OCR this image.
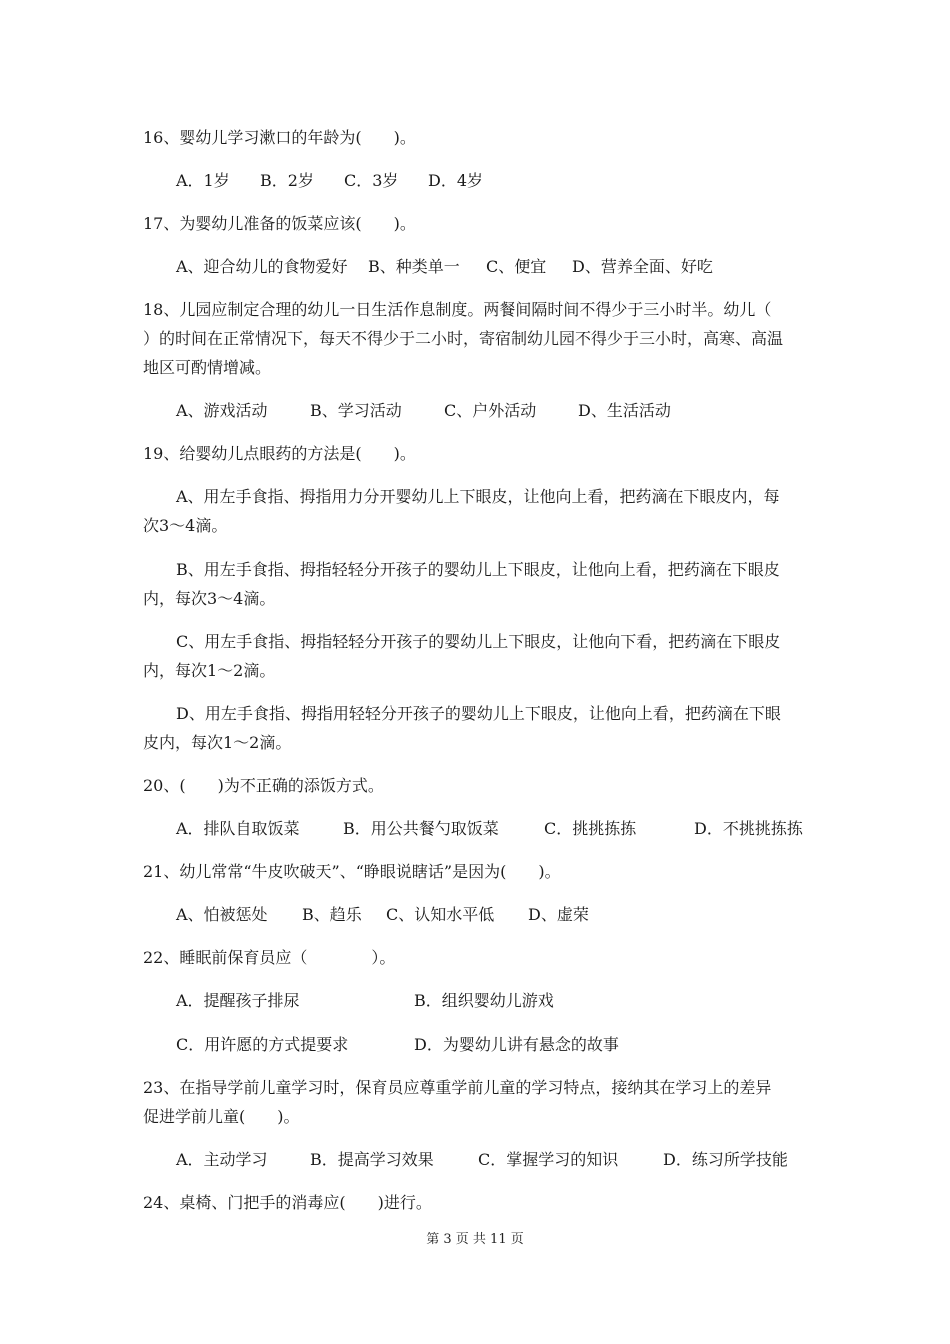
16、婴幼儿学习漱口的年龄为(　　)。
A．1岁 B．2岁 C．3岁 D．4岁
17、为婴幼儿准备的饭菜应该(　　)。
A、迎合幼儿的食物爱好 B、种类单一 C、便宜 D、营养全面、好吃
18、儿园应制定合理的幼儿一日生活作息制度。两餐间隔时间不得少于三小时半。幼儿（
）的时间在正常情况下，每天不得少于二小时，寄宿制幼儿园不得少于三小时，高寒、高温
地区可酌情增减。
A、游戏活动	B、学习活动	C、户外活动	D、生活活动
19、给婴幼儿点眼药的方法是(　　)。
A、用左手食指、拇指用力分开婴幼儿上下眼皮，让他向上看，把药滴在下眼皮内，每
次3～4滴。
B、用左手食指、拇指轻轻分开孩子的婴幼儿上下眼皮，让他向上看，把药滴在下眼皮
内，每次3～4滴。
C、用左手食指、拇指轻轻分开孩子的婴幼儿上下眼皮，让他向下看，把药滴在下眼皮
内，每次1～2滴。
D、用左手食指、拇指用轻轻分开孩子的婴幼儿上下眼皮，让他向上看，把药滴在下眼
皮内，每次1～2滴。
20、(　　)为不正确的添饭方式。
A．排队自取饭菜	B．用公共餐勺取饭菜	C．挑挑拣拣	D．不挑挑拣拣
21、幼儿常常“牛皮吹破天”、“睁眼说瞎话”是因为(　　)。
A、怕被惩处 B、趋乐 C、认知水平低 D、虚荣
22、睡眠前保育员应（　　　　）。
A．提醒孩子排尿	B．组织婴幼儿游戏
C．用许愿的方式提要求	D．为婴幼儿讲有悬念的故事
23、在指导学前儿童学习时，保育员应尊重学前儿童的学习特点，接纳其在学习上的差异
促进学前儿童(　　)。
A．主动学习	B．提高学习效果	C．掌握学习的知识	D．练习所学技能
24、桌椅、门把手的消毒应(　　)进行。
第 3 页 共 11 页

================================

### Task description
Reproduce each entry precisely. Leave the pictures out.

### Exercise solution
OCR this image.
16、婴幼儿学习漱口的年龄为(　　)。
A．1岁 B．2岁 C．3岁 D．4岁
17、为婴幼儿准备的饭菜应该(　　)。
A、迎合幼儿的食物爱好 B、种类单一 C、便宜 D、营养全面、好吃
18、儿园应制定合理的幼儿一日生活作息制度。两餐间隔时间不得少于三小时半。幼儿（
）的时间在正常情况下，每天不得少于二小时，寄宿制幼儿园不得少于三小时，高寒、高温
地区可酌情增减。
A、游戏活动	B、学习活动	C、户外活动	D、生活活动
19、给婴幼儿点眼药的方法是(　　)。
A、用左手食指、拇指用力分开婴幼儿上下眼皮，让他向上看，把药滴在下眼皮内，每
次3～4滴。
B、用左手食指、拇指轻轻分开孩子的婴幼儿上下眼皮，让他向上看，把药滴在下眼皮
内，每次3～4滴。
C、用左手食指、拇指轻轻分开孩子的婴幼儿上下眼皮，让他向下看，把药滴在下眼皮
内，每次1～2滴。
D、用左手食指、拇指用轻轻分开孩子的婴幼儿上下眼皮，让他向上看，把药滴在下眼
皮内，每次1～2滴。
20、(　　)为不正确的添饭方式。
A．排队自取饭菜	B．用公共餐勺取饭菜	C．挑挑拣拣	D．不挑挑拣拣
21、幼儿常常“牛皮吹破天”、“睁眼说瞎话”是因为(　　)。
A、怕被惩处 B、趋乐 C、认知水平低 D、虚荣
22、睡眠前保育员应（　　　　）。
A．提醒孩子排尿	B．组织婴幼儿游戏
C．用许愿的方式提要求	D．为婴幼儿讲有悬念的故事
23、在指导学前儿童学习时，保育员应尊重学前儿童的学习特点，接纳其在学习上的差异
促进学前儿童(　　)。
A．主动学习	B．提高学习效果	C．掌握学习的知识	D．练习所学技能
24、桌椅、门把手的消毒应(　　)进行。
第 3 页 共 11 页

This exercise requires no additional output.